→ Problem to solve:
Work out how many lines of the records contain "text". Answer with the number and nothing else.
-- Start of Provided records --
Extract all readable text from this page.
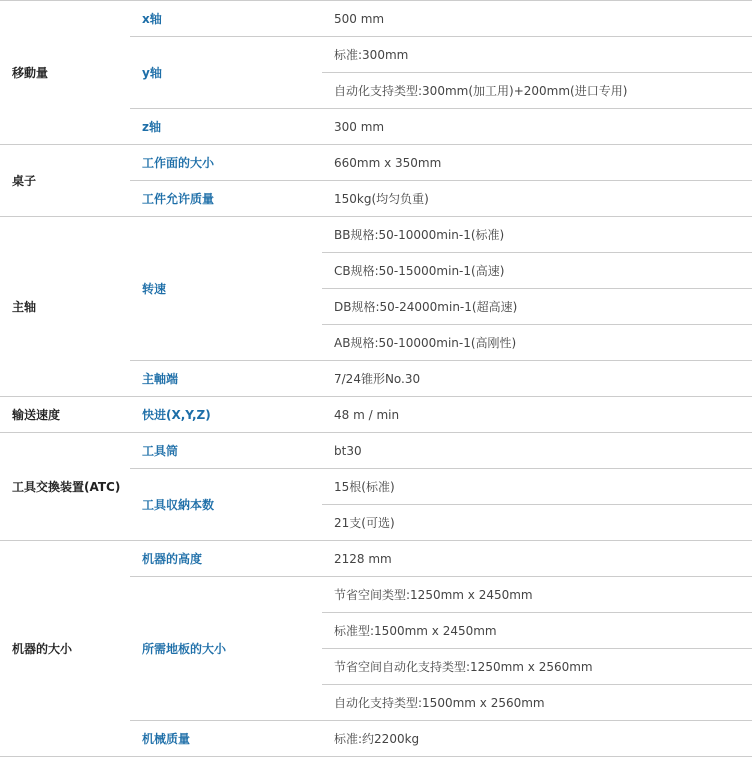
移動量	x轴	500 mm
	y轴	标准:300mm
		自动化支持类型:300mm(加工用)+200mm(进口专用)
	z轴	300 mm
桌子	工作面的大小	660mm x 350mm
	工件允许质量	150kg(均匀负重)
主轴	转速	BB规格:50-10000min-1(标准)
		CB规格:50-15000min-1(高速)
		DB规格:50-24000min-1(超高速)
		AB规格:50-10000min-1(高刚性)
	主軸端	7/24锥形No.30
输送速度	快进(X,Y,Z)	48 m / min
工具交換装置(ATC)	工具筒	bt30
	工具収納本数	15根(标准)
		21支(可选)
机器的大小	机器的高度	2128 mm
	所需地板的大小	节省空间类型:1250mm x 2450mm
		标准型:1500mm x 2450mm
		节省空间自动化支持类型:1250mm x 2560mm
		自动化支持类型:1500mm x 2560mm
	机械质量	标准:约2200kg
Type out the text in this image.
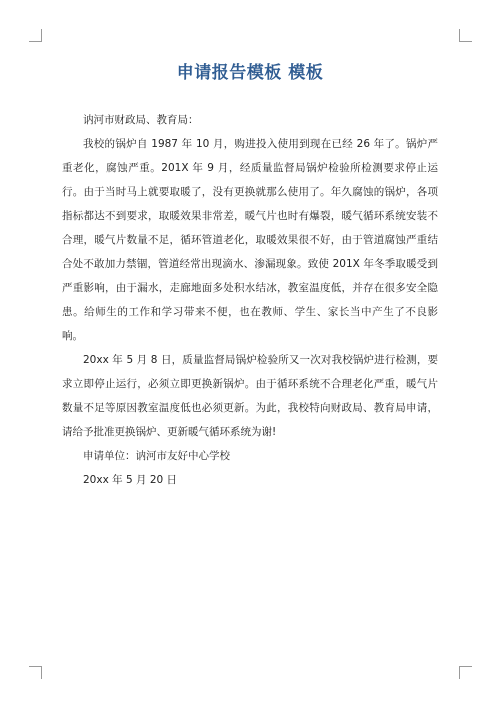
申请报告模板 模板

讷河市财政局、教育局：

我校的锅炉自 1987 年 10 月，购进投入使用到现在已经 26 年了。锅炉严重老化，腐蚀严重。201X 年 9 月，经质量监督局锅炉检验所检测要求停止运行。由于当时马上就要取暖了，没有更换就那么使用了。年久腐蚀的锅炉，各项指标都达不到要求，取暖效果非常差，暖气片也时有爆裂，暖气循环系统安装不合理，暖气片数量不足，循环管道老化，取暖效果很不好，由于管道腐蚀严重结合处不敢加力禁锢，管道经常出现滴水、渗漏现象。致使 201X 年冬季取暖受到严重影响，由于漏水，走廊地面多处积水结冰，教室温度低，并存在很多安全隐患。给师生的工作和学习带来不便，也在教师、学生、家长当中产生了不良影响。

20xx 年 5 月 8 日，质量监督局锅炉检验所又一次对我校锅炉进行检测，要求立即停止运行，必须立即更换新锅炉。由于循环系统不合理老化严重，暖气片数量不足等原因教室温度低也必须更新。为此，我校特向财政局、教育局申请，请给予批准更换锅炉、更新暖气循环系统为谢!

申请单位：讷河市友好中心学校

20xx 年 5 月 20 日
-- End of Provided records --
→ Response to this task:
2